--- WHAT IS NEEDED ---
Every line holding the word "browser" counts once. Give the total, nothing more.

[Stored data entries]

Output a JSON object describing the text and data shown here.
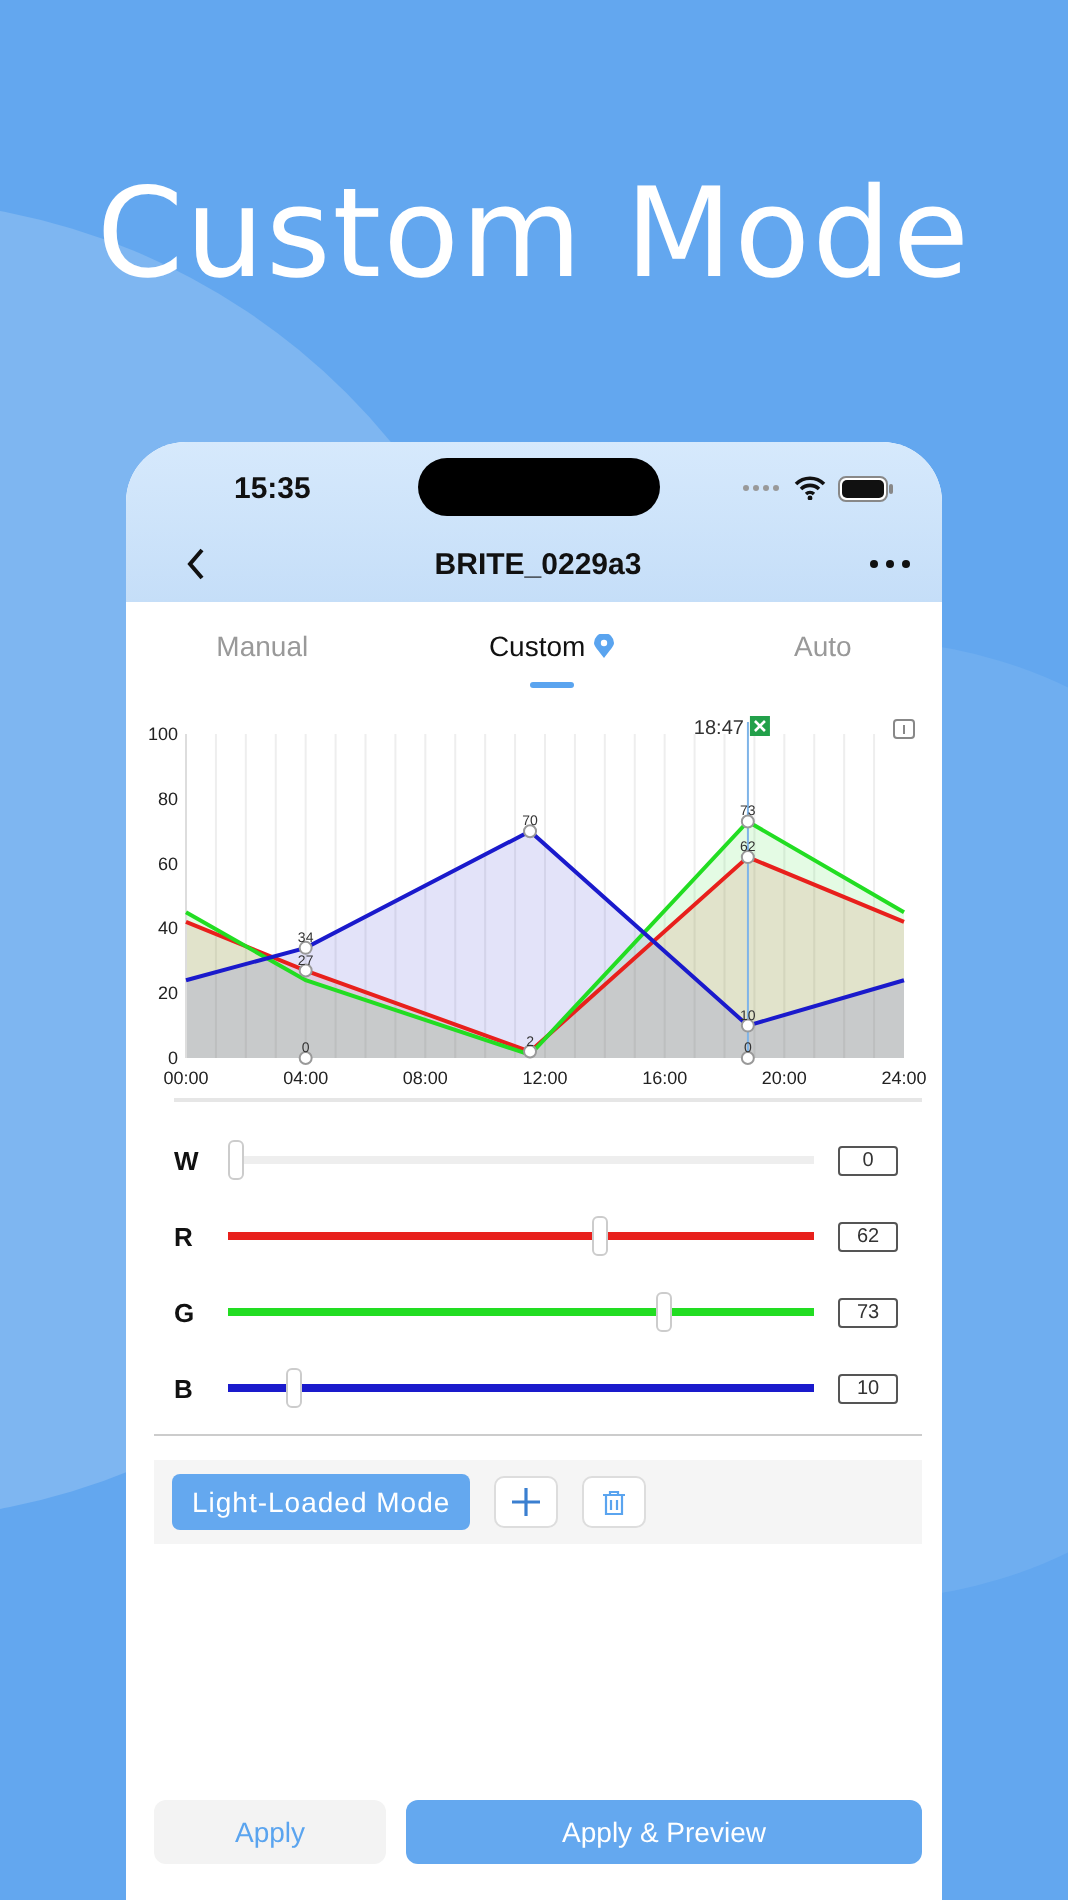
{
  "headline": "Custom Mode",
  "status_bar": {
    "time": "15:35"
  },
  "nav": {
    "title": "BRITE_0229a3"
  },
  "tabs": [
    {
      "label": "Manual",
      "selected": false,
      "pinned": false
    },
    {
      "label": "Custom",
      "selected": true,
      "pinned": true
    },
    {
      "label": "Auto",
      "selected": false,
      "pinned": false
    }
  ],
  "chart": {
    "cursor_label": "18:47",
    "chart_data": {
      "type": "area",
      "grid": true,
      "x": [
        0,
        4,
        11.5,
        18.78,
        24
      ],
      "xlim": [
        0,
        24
      ],
      "ylim": [
        0,
        100
      ],
      "ref_lines": [
        {
          "axis": "x",
          "value": 18.7833
        }
      ],
      "xticks": [
        {
          "value": 0,
          "label": "00:00"
        },
        {
          "value": 4,
          "label": "04:00"
        },
        {
          "value": 8,
          "label": "08:00"
        },
        {
          "value": 12,
          "label": "12:00"
        },
        {
          "value": 16,
          "label": "16:00"
        },
        {
          "value": 20,
          "label": "20:00"
        },
        {
          "value": 24,
          "label": "24:00"
        }
      ],
      "yticks": [
        0,
        20,
        40,
        60,
        80,
        100
      ],
      "series": [
        {
          "color": "#e8201c",
          "values": [
            42,
            27,
            2,
            62,
            42
          ]
        },
        {
          "color": "#22dd22",
          "values": [
            45,
            24,
            1,
            73,
            45
          ]
        },
        {
          "color": "#1a1acc",
          "values": [
            24,
            34,
            70,
            10,
            24
          ]
        }
      ],
      "annotations": [
        {
          "x": 4,
          "y": 34,
          "text": "34"
        },
        {
          "x": 4,
          "y": 27,
          "text": "27"
        },
        {
          "x": 4,
          "y": 0,
          "text": "0"
        },
        {
          "x": 11.5,
          "y": 70,
          "text": "70"
        },
        {
          "x": 11.5,
          "y": 2,
          "text": "2"
        },
        {
          "x": 18.78,
          "y": 73,
          "text": "73"
        },
        {
          "x": 18.78,
          "y": 62,
          "text": "62"
        },
        {
          "x": 18.78,
          "y": 10,
          "text": "10"
        },
        {
          "x": 18.78,
          "y": 0,
          "text": "0"
        }
      ]
    }
  },
  "channels": [
    {
      "name": "W",
      "color": "#eeeeee",
      "level": 0,
      "reading": "0"
    },
    {
      "name": "R",
      "color": "#e8201c",
      "level": 0.62,
      "reading": "62"
    },
    {
      "name": "G",
      "color": "#22dd22",
      "level": 0.73,
      "reading": "73"
    },
    {
      "name": "B",
      "color": "#1a1acc",
      "level": 0.1,
      "reading": "10"
    }
  ],
  "mode_chip": "Light-Loaded Mode",
  "buttons": [
    {
      "label": "Apply",
      "kind": "secondary"
    },
    {
      "label": "Apply & Preview",
      "kind": "primary"
    }
  ]
}
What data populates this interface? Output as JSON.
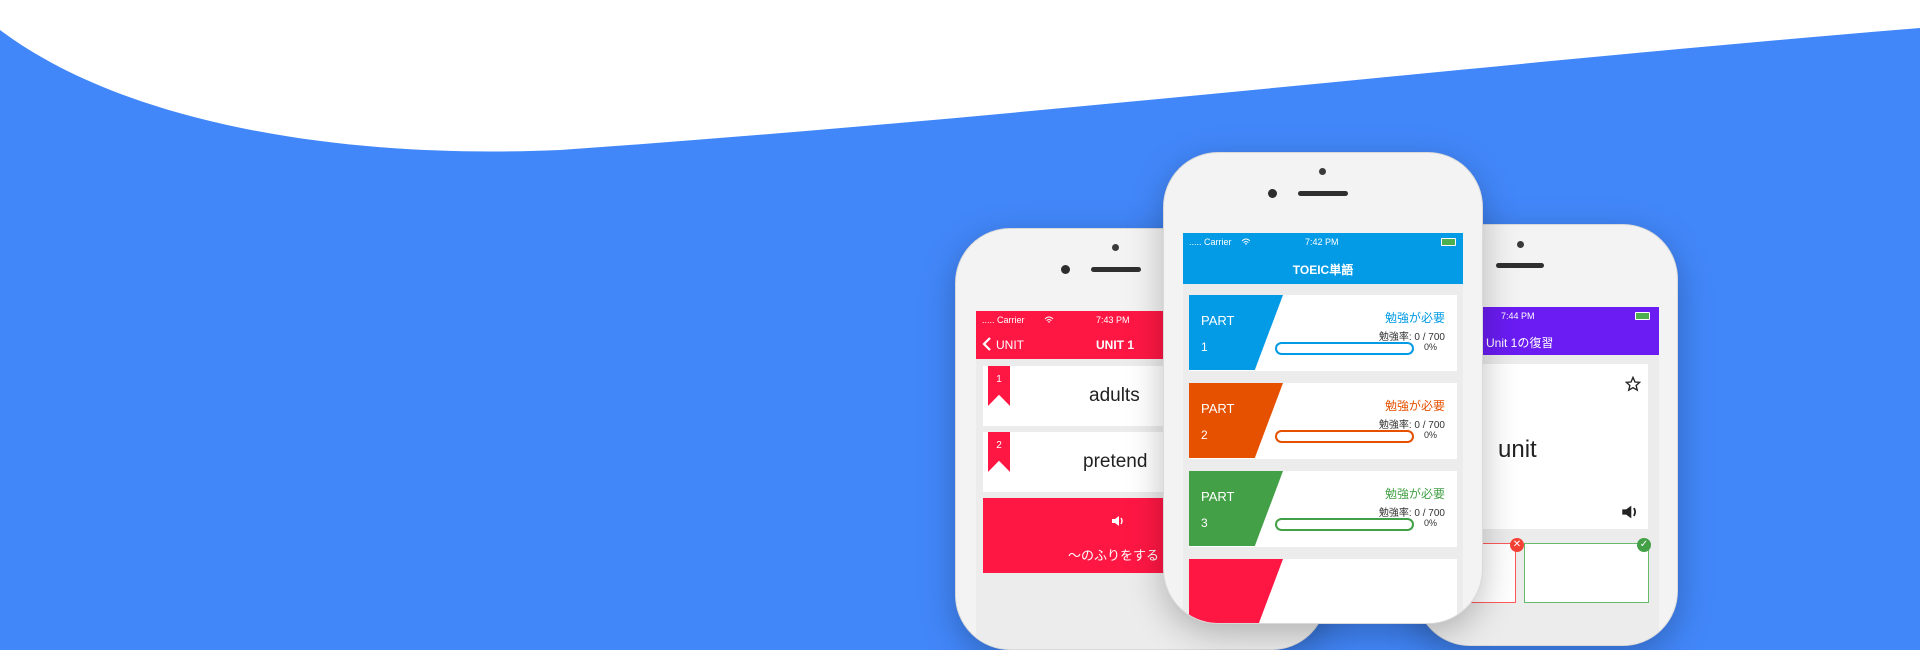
{
  "left_phone": {
    "status": {
      "carrier": "..... Carrier",
      "time": "7:43 PM"
    },
    "nav": {
      "back_label": "UNIT",
      "title": "UNIT 1",
      "color": "#ff1744"
    },
    "words": [
      {
        "number": "1",
        "word": "adults"
      },
      {
        "number": "2",
        "word": "pretend"
      }
    ],
    "meaning": "〜のふりをする"
  },
  "center_phone": {
    "status": {
      "carrier": "..... Carrier",
      "time": "7:42 PM"
    },
    "nav": {
      "title": "TOEIC単語",
      "color": "#039be5"
    },
    "parts": [
      {
        "label": "PART",
        "number": "1",
        "status": "勉強が必要",
        "rate": "勉強率: 0 / 700",
        "percent": "0%",
        "progress": 0,
        "color": "#039be5"
      },
      {
        "label": "PART",
        "number": "2",
        "status": "勉強が必要",
        "rate": "勉強率: 0 / 700",
        "percent": "0%",
        "progress": 0,
        "color": "#e65100"
      },
      {
        "label": "PART",
        "number": "3",
        "status": "勉強が必要",
        "rate": "勉強率: 0 / 700",
        "percent": "0%",
        "progress": 0,
        "color": "#43a047"
      }
    ],
    "part4_color": "#ff1744"
  },
  "right_phone": {
    "status": {
      "time": "7:44 PM"
    },
    "nav": {
      "title": "Unit 1の復習",
      "color": "#6a1cf2"
    },
    "card": {
      "word": "unit"
    }
  },
  "icons": [
    "chevron-left-icon",
    "wifi-icon",
    "battery-icon",
    "speaker-icon",
    "star-icon",
    "cross-icon",
    "check-icon",
    "bookmark-icon"
  ],
  "colors": {
    "background": "#4287fa",
    "wave": "#ffffff"
  }
}
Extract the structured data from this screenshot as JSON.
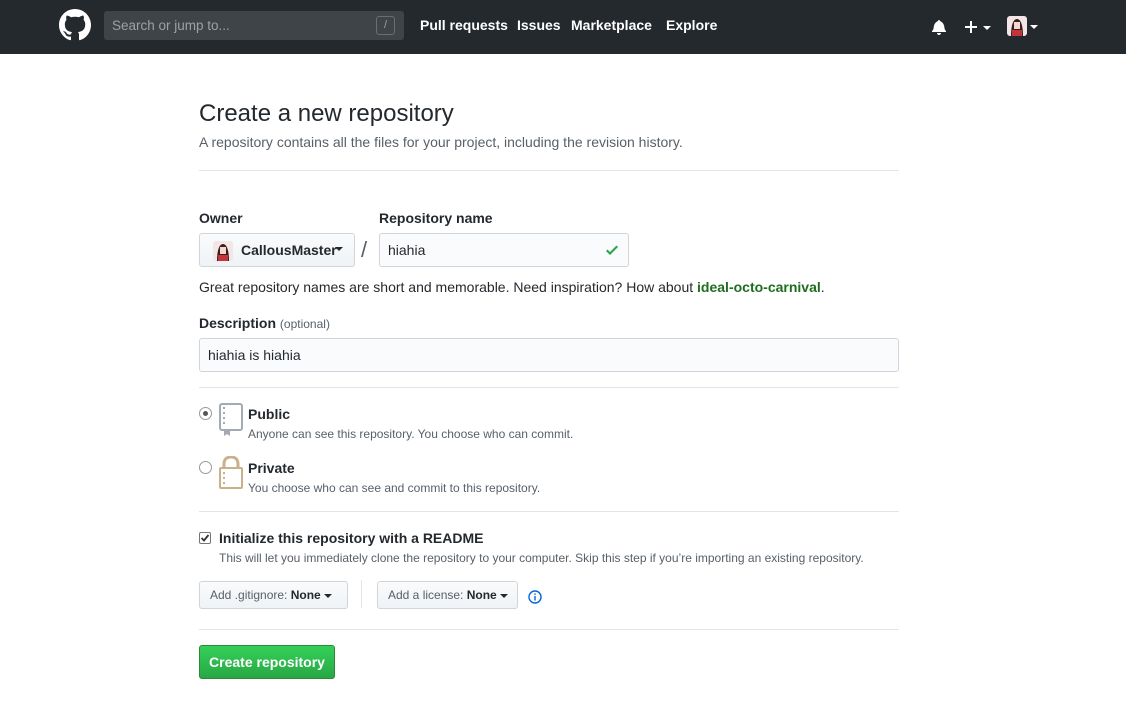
{
  "header": {
    "search_placeholder": "Search or jump to...",
    "search_shortcut": "/",
    "nav": [
      "Pull requests",
      "Issues",
      "Marketplace",
      "Explore"
    ]
  },
  "page": {
    "title": "Create a new repository",
    "subtitle": "A repository contains all the files for your project, including the revision history."
  },
  "form": {
    "owner_label": "Owner",
    "owner_value": "CallousMaster",
    "separator": "/",
    "repo_name_label": "Repository name",
    "repo_name_value": "hiahia",
    "hint_prefix": "Great repository names are short and memorable. Need inspiration? How about ",
    "hint_suggestion": "ideal-octo-carnival",
    "hint_suffix": ".",
    "description_label": "Description",
    "description_optional": "(optional)",
    "description_value": "hiahia is hiahia",
    "visibility": [
      {
        "label": "Public",
        "note": "Anyone can see this repository. You choose who can commit.",
        "selected": true,
        "icon": "repo-icon"
      },
      {
        "label": "Private",
        "note": "You choose who can see and commit to this repository.",
        "selected": false,
        "icon": "lock-icon"
      }
    ],
    "readme_label": "Initialize this repository with a README",
    "readme_note": "This will let you immediately clone the repository to your computer. Skip this step if you’re importing an existing repository.",
    "readme_checked": true,
    "gitignore_prefix": "Add .gitignore:",
    "gitignore_value": "None",
    "license_prefix": "Add a license:",
    "license_value": "None",
    "submit_label": "Create repository"
  },
  "colors": {
    "header_bg": "#24292e",
    "primary_button": "#28a745",
    "suggestion": "#1e6e1e",
    "info_icon": "#0366d6"
  }
}
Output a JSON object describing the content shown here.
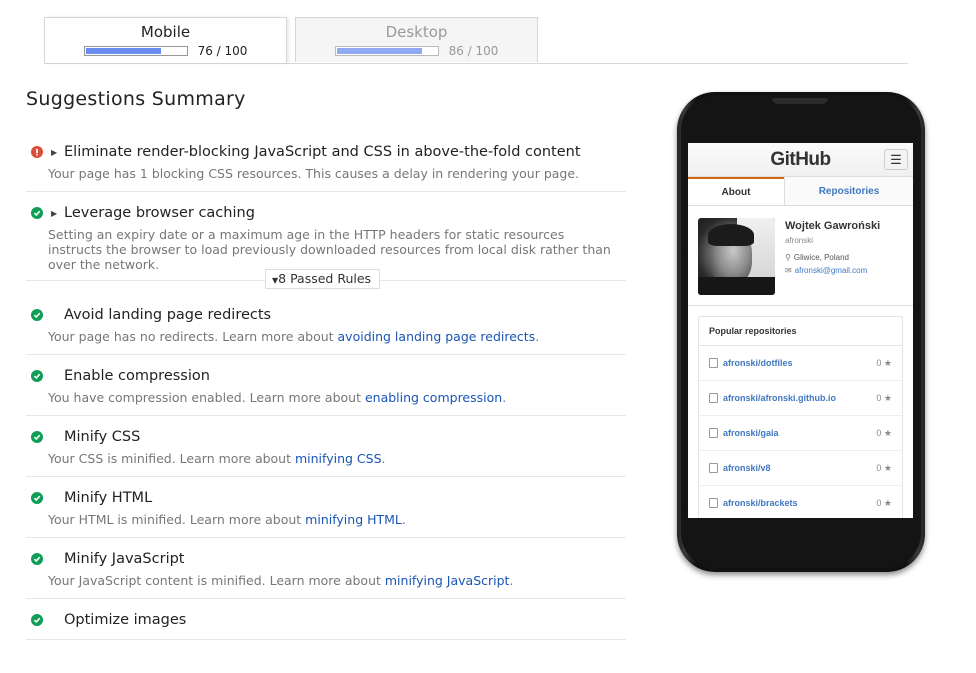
{
  "tabs": [
    {
      "label": "Mobile",
      "score": 76,
      "score_text": "76 / 100",
      "active": true
    },
    {
      "label": "Desktop",
      "score": 86,
      "score_text": "86 / 100",
      "active": false
    }
  ],
  "summary": {
    "title": "Suggestions Summary",
    "rules": [
      {
        "status": "error",
        "title": "Eliminate render-blocking JavaScript and CSS in above-the-fold content",
        "desc": "Your page has 1 blocking CSS resources. This causes a delay in rendering your page."
      },
      {
        "status": "pass",
        "title": "Leverage browser caching",
        "desc": "Setting an expiry date or a maximum age in the HTTP headers for static resources instructs the browser to load previously downloaded resources from local disk rather than over the network."
      }
    ],
    "passed_toggle": "8 Passed Rules",
    "passed_rules": [
      {
        "title": "Avoid landing page redirects",
        "desc": "Your page has no redirects. Learn more about ",
        "link": "avoiding landing page redirects"
      },
      {
        "title": "Enable compression",
        "desc": "You have compression enabled. Learn more about ",
        "link": "enabling compression"
      },
      {
        "title": "Minify CSS",
        "desc": "Your CSS is minified. Learn more about ",
        "link": "minifying CSS"
      },
      {
        "title": "Minify HTML",
        "desc": "Your HTML is minified. Learn more about ",
        "link": "minifying HTML"
      },
      {
        "title": "Minify JavaScript",
        "desc": "Your JavaScript content is minified. Learn more about ",
        "link": "minifying JavaScript"
      },
      {
        "title": "Optimize images",
        "desc": "",
        "link": ""
      }
    ]
  },
  "colors": {
    "error": "#dd4b39",
    "pass": "#0f9d58",
    "link": "#1a55b5",
    "score_bar": "#6b8cf0"
  },
  "phone_preview": {
    "logo": "GitHub",
    "menu_icon": "☰",
    "tabs": {
      "about": "About",
      "repositories": "Repositories"
    },
    "profile": {
      "name": "Wojtek Gawroński",
      "username": "afronski",
      "location": "Gliwice, Poland",
      "email": "afronski@gmail.com"
    },
    "repos_title": "Popular repositories",
    "repos": [
      {
        "name": "afronski/dotfiles",
        "stars": "0"
      },
      {
        "name": "afronski/afronski.github.io",
        "stars": "0"
      },
      {
        "name": "afronski/gaia",
        "stars": "0"
      },
      {
        "name": "afronski/v8",
        "stars": "0"
      },
      {
        "name": "afronski/brackets",
        "stars": "0"
      }
    ]
  }
}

--- ANSWER TO THIS EXERCISE ---
2